Rewrite the material below with every "data-point" changed to "point" and all other text unchanged, leaving the picture out.
/---
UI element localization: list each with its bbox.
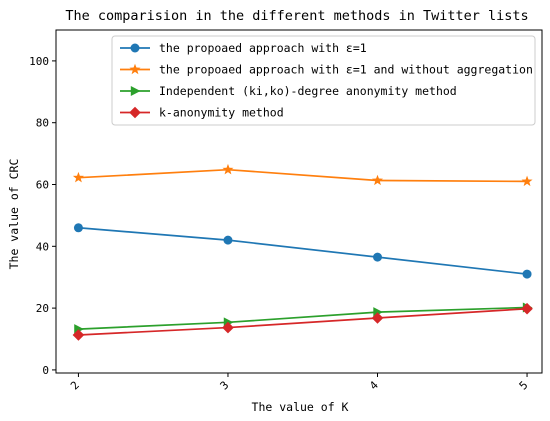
series-2: [74, 302, 533, 335]
legend-marker-1: [129, 63, 141, 75]
legend-label-1: the propoaed approach with ε=1 and witho…: [159, 63, 533, 77]
legend: the propoaed approach with ε=1 the propoa…: [111, 35, 536, 126]
legend-label-2: Independent (ki,ko)-degree anonymity met…: [159, 84, 457, 98]
legend-entry-2: Independent (ki,ko)-degree anonymity met…: [120, 84, 457, 98]
data-point-0-1: [223, 235, 233, 245]
legend-entry-3: k-anonymity method: [120, 106, 284, 120]
x-tick-label-1: 3: [218, 379, 232, 393]
legend-marker-3: [129, 106, 141, 119]
data-point-0-3: [522, 269, 532, 279]
legend-entry-1: the propoaed approach with ε=1 and witho…: [120, 63, 533, 77]
legend-entry-0: the propoaed approach with ε=1: [120, 41, 367, 55]
legend-label-0: the propoaed approach with ε=1: [159, 41, 367, 55]
y-axis-label: The value of CRC: [7, 159, 21, 270]
series-line-3: [78, 307, 528, 336]
series-line-1: [78, 168, 528, 183]
chart-title: The comparision in the different methods…: [65, 8, 528, 24]
legend-marker-2: [130, 86, 141, 96]
legend-marker-0: [130, 43, 140, 53]
series-3: [72, 302, 533, 341]
data-point-0-2: [373, 252, 383, 262]
x-tick-label-3: 5: [517, 379, 531, 393]
series-line-2: [78, 306, 528, 330]
y-tick-label-80: 80: [36, 117, 49, 130]
plot-frame: [55, 29, 543, 374]
data-point-3-0: [72, 329, 85, 341]
legend-box: [111, 35, 536, 126]
x-tick-label-2: 4: [367, 378, 381, 392]
y-tick-label-60: 60: [36, 179, 49, 192]
legend-label-3: k-anonymity method: [159, 106, 284, 120]
y-tick-label-40: 40: [36, 240, 49, 253]
data-point-1-0: [72, 171, 84, 183]
data-point-1-3: [521, 175, 533, 187]
y-tick-label-0: 0: [42, 364, 49, 377]
y-tick-label-100: 100: [29, 55, 49, 68]
x-tick-label-0: 2: [68, 379, 82, 393]
series-1: [72, 163, 533, 187]
data-point-1-1: [222, 163, 234, 175]
data-point-3-2: [371, 312, 384, 324]
data-point-3-3: [521, 302, 533, 315]
x-axis-label: The value of K: [252, 400, 349, 414]
y-tick-label-20: 20: [36, 302, 49, 315]
data-point-3-1: [222, 321, 234, 334]
series-line-0: [78, 226, 528, 275]
data-point-0-0: [73, 223, 83, 233]
data-point-1-2: [371, 174, 384, 186]
series-0: [73, 223, 532, 279]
\---
- _Solution below_
UI element localization: list each with its bbox.
series-2: [74, 302, 533, 335]
legend-marker-1: [129, 63, 141, 75]
legend-label-1: the propoaed approach with ε=1 and witho…: [159, 63, 533, 77]
legend: the propoaed approach with ε=1 the propoa…: [111, 35, 536, 126]
legend-label-2: Independent (ki,ko)-degree anonymity met…: [159, 84, 457, 98]
legend-entry-2: Independent (ki,ko)-degree anonymity met…: [120, 84, 457, 98]
point-0-1: [223, 235, 233, 245]
legend-entry-3: k-anonymity method: [120, 106, 284, 120]
x-tick-label-1: 3: [218, 379, 232, 393]
legend-marker-3: [129, 106, 141, 119]
point-0-3: [522, 269, 532, 279]
legend-entry-1: the propoaed approach with ε=1 and witho…: [120, 63, 533, 77]
legend-entry-0: the propoaed approach with ε=1: [120, 41, 367, 55]
legend-label-0: the propoaed approach with ε=1: [159, 41, 367, 55]
y-axis-label: The value of CRC: [7, 159, 21, 270]
series-line-3: [78, 307, 528, 336]
series-line-1: [78, 168, 528, 183]
chart-title: The comparision in the different methods…: [65, 8, 528, 24]
legend-marker-2: [130, 86, 141, 96]
legend-marker-0: [130, 43, 140, 53]
series-3: [72, 302, 533, 341]
point-0-2: [373, 252, 383, 262]
x-tick-label-3: 5: [517, 379, 531, 393]
series-line-2: [78, 306, 528, 330]
y-tick-label-80: 80: [36, 117, 49, 130]
plot-frame: [55, 29, 543, 374]
point-3-0: [72, 329, 85, 341]
legend-box: [111, 35, 536, 126]
x-tick-label-2: 4: [367, 378, 381, 392]
y-tick-label-60: 60: [36, 179, 49, 192]
legend-label-3: k-anonymity method: [159, 106, 284, 120]
y-tick-label-40: 40: [36, 240, 49, 253]
point-1-0: [72, 171, 84, 183]
point-1-3: [521, 175, 533, 187]
y-tick-label-0: 0: [42, 364, 49, 377]
y-tick-label-100: 100: [29, 55, 49, 68]
x-tick-label-0: 2: [68, 379, 82, 393]
series-1: [72, 163, 533, 187]
point-1-1: [222, 163, 234, 175]
point-3-2: [371, 312, 384, 324]
point-3-3: [521, 302, 533, 315]
x-axis-label: The value of K: [252, 400, 349, 414]
y-tick-label-20: 20: [36, 302, 49, 315]
point-3-1: [222, 321, 234, 334]
series-line-0: [78, 226, 528, 275]
point-0-0: [73, 223, 83, 233]
point-1-2: [371, 174, 384, 186]
series-0: [73, 223, 532, 279]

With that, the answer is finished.